▶ [What is asked] Tally the lines in the following entries that include the word "marker"; state only the total.

▶ [Given records]
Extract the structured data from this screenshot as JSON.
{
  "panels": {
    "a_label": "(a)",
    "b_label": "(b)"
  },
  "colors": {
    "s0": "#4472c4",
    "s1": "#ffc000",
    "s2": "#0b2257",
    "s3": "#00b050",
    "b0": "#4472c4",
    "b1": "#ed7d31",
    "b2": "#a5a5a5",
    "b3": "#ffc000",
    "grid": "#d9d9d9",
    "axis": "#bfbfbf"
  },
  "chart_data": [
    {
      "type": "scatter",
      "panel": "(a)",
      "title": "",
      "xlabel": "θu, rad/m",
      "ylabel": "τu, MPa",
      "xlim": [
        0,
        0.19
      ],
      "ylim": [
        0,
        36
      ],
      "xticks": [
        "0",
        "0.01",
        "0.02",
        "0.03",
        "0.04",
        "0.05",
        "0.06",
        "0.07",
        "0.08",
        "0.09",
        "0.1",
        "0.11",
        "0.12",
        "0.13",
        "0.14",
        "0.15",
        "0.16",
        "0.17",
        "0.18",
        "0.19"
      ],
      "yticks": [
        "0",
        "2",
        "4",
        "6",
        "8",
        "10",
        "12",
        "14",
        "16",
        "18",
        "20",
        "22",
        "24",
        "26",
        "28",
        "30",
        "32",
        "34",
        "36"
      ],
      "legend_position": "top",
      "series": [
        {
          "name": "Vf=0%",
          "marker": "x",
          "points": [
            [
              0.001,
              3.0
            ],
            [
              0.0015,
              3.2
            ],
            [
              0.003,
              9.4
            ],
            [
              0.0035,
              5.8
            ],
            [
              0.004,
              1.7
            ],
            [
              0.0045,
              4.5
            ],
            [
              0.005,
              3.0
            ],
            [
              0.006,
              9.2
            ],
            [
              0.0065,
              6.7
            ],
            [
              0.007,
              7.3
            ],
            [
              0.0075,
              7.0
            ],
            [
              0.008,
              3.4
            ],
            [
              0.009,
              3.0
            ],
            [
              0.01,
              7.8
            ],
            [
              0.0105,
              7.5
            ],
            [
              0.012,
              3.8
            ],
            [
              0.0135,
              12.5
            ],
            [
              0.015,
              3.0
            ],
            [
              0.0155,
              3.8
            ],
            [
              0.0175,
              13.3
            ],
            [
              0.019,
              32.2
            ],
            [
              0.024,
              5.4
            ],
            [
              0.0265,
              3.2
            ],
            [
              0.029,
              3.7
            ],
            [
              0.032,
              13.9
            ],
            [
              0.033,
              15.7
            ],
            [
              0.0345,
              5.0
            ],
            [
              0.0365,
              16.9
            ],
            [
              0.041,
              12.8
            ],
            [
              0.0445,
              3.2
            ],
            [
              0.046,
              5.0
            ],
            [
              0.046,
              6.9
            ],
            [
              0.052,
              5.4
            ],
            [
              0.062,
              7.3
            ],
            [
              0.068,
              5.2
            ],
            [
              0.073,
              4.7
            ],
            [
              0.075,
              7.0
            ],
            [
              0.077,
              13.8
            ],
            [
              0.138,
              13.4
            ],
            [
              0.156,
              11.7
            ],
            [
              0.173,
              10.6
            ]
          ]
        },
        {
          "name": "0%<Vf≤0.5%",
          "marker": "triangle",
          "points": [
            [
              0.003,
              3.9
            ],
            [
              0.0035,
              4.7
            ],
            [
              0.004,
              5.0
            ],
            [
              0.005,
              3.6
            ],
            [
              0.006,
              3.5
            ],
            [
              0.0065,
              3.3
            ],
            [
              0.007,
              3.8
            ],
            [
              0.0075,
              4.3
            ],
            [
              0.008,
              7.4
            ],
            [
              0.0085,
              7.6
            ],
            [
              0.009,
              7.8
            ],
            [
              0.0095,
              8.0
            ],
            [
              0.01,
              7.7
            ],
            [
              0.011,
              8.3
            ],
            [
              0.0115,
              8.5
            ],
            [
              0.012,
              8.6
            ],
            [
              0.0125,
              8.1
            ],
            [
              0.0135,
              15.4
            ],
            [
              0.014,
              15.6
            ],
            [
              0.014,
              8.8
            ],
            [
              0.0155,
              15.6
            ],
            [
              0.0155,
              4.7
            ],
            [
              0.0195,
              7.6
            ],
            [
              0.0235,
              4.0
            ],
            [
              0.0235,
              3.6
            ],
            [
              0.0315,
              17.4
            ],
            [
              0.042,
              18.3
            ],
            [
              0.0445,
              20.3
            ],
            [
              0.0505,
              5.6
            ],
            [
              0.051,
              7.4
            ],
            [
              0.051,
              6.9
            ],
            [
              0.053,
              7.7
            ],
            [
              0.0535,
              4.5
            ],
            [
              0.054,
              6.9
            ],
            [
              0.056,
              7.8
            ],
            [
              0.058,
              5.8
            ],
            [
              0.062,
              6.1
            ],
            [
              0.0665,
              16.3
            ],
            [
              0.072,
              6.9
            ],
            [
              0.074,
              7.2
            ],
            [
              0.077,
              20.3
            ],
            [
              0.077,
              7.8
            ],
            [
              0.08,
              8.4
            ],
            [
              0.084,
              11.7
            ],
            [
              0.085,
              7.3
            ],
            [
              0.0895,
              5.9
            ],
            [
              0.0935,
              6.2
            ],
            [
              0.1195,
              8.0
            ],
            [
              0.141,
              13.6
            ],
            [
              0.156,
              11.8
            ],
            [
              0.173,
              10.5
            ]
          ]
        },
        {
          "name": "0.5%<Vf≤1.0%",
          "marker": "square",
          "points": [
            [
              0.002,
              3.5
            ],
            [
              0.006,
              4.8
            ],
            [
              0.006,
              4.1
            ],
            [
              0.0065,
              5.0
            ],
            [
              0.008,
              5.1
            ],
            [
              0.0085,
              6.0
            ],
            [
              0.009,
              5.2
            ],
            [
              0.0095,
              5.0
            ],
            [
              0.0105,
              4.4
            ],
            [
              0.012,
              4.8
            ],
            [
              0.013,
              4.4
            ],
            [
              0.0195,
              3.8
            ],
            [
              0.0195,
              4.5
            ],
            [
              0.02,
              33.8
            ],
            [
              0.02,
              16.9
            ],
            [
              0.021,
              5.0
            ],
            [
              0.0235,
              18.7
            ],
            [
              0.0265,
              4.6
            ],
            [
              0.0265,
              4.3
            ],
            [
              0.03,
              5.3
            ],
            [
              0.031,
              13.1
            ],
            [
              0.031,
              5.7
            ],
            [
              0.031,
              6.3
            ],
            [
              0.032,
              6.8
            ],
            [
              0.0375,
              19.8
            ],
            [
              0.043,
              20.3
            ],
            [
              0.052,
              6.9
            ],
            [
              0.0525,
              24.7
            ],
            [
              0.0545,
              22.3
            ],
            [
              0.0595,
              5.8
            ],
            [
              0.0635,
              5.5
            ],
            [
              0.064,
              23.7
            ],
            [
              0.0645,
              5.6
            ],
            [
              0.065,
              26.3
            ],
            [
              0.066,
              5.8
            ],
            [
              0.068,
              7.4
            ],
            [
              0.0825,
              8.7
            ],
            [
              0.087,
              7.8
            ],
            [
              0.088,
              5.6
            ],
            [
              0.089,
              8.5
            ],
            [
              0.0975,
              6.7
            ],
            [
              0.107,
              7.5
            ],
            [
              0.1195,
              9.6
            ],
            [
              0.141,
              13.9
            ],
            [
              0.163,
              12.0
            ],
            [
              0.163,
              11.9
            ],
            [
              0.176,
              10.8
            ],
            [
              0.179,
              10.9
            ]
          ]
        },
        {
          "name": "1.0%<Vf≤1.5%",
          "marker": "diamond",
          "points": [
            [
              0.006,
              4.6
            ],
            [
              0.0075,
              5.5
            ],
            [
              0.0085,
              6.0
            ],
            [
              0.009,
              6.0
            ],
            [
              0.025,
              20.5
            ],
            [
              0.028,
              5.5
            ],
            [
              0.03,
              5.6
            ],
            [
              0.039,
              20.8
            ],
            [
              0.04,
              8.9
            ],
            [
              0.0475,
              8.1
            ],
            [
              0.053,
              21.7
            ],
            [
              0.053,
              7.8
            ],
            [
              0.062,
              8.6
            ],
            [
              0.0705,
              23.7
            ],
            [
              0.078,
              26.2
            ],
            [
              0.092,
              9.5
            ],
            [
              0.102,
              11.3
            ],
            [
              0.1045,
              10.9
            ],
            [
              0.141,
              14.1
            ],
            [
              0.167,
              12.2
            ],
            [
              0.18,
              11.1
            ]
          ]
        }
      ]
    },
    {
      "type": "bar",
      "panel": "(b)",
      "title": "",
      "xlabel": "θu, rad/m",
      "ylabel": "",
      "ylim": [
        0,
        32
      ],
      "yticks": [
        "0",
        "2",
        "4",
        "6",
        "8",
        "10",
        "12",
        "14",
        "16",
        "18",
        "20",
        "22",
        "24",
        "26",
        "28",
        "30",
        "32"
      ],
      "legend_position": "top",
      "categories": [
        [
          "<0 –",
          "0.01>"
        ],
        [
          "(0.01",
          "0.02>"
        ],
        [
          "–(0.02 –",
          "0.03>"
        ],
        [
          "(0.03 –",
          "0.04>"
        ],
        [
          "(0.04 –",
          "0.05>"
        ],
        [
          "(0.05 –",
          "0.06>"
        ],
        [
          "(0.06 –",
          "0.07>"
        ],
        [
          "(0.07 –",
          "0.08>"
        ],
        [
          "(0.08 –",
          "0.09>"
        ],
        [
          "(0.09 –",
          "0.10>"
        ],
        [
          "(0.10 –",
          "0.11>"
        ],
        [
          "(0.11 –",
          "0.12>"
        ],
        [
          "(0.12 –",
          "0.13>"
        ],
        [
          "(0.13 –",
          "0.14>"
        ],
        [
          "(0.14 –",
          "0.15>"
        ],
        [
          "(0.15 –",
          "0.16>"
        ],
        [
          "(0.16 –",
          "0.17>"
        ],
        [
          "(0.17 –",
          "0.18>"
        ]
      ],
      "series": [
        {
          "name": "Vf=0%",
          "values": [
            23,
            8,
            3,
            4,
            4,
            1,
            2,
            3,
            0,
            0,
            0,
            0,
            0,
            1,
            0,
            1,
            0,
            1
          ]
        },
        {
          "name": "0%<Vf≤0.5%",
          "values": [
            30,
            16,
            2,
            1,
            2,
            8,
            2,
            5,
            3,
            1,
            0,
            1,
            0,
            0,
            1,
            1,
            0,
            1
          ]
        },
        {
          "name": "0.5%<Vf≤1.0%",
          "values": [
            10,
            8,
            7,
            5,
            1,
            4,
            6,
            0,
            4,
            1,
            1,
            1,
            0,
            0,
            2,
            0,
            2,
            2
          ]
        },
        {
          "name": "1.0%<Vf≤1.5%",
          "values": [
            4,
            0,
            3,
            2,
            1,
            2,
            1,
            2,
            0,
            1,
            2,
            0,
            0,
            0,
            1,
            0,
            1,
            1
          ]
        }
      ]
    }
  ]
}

▶ [Solution to this problem] 4